Given exercise →
Pull each line holding the word "phôtôn" from the data.

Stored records
━━━━━━━━

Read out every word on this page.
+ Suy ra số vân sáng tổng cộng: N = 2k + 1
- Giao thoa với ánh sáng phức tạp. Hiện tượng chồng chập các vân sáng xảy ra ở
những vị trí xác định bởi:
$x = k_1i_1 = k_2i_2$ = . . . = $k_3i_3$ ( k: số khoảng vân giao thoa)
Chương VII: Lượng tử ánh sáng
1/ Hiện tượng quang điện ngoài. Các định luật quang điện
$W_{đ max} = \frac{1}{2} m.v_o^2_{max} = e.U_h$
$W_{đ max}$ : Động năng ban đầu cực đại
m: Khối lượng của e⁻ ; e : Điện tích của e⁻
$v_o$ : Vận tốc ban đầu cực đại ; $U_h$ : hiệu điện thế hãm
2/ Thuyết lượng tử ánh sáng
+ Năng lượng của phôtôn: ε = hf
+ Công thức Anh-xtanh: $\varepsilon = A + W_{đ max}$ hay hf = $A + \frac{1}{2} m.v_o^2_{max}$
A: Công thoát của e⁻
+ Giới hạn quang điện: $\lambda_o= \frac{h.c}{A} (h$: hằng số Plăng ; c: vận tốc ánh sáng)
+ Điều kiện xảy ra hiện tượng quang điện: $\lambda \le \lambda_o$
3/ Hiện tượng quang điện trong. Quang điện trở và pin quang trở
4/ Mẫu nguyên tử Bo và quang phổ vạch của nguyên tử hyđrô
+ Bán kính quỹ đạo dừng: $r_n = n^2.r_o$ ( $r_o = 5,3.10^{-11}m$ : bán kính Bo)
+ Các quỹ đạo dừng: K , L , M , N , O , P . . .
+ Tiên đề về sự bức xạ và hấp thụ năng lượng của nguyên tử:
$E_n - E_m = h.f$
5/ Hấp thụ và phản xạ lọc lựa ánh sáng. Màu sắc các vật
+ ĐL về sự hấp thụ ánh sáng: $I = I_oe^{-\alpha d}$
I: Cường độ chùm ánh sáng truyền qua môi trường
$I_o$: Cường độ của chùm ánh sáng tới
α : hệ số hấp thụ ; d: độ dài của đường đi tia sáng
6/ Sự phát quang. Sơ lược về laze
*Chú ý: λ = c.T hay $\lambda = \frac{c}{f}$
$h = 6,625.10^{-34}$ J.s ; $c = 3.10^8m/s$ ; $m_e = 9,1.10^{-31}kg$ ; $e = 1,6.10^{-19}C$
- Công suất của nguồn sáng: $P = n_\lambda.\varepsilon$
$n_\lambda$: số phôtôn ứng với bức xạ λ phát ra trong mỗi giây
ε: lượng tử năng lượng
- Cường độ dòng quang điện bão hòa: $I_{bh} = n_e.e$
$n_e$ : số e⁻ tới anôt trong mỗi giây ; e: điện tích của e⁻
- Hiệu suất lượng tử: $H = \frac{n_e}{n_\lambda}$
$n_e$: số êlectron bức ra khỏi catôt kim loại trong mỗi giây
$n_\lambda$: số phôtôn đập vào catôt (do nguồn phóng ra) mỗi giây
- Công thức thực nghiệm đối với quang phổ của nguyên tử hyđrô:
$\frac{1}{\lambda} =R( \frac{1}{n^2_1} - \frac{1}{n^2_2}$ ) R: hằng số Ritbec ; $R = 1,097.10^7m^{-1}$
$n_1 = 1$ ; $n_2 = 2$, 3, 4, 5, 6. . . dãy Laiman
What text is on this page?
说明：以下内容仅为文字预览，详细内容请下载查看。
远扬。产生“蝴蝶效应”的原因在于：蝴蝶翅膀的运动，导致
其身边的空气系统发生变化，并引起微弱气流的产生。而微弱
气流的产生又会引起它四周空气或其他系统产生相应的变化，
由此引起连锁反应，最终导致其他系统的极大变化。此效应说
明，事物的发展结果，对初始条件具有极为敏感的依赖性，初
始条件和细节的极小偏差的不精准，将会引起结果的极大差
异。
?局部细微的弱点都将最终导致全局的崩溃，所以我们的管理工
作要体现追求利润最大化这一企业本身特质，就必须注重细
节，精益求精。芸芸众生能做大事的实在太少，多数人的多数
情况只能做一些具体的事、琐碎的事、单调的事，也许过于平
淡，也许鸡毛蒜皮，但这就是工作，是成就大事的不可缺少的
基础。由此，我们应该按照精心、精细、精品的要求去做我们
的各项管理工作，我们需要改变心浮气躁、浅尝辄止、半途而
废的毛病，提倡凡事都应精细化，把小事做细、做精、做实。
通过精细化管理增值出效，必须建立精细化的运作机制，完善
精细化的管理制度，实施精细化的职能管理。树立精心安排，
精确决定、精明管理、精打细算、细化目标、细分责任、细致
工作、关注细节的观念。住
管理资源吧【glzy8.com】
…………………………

━━━━━━━━

Task response →
+ Năng lượng của phôtôn: ε = hf
$n_\lambda$: số phôtôn ứng với bức xạ λ phát ra trong mỗi giây
$n_\lambda$: số phôtôn đập vào catôt (do nguồn phóng ra) mỗi giây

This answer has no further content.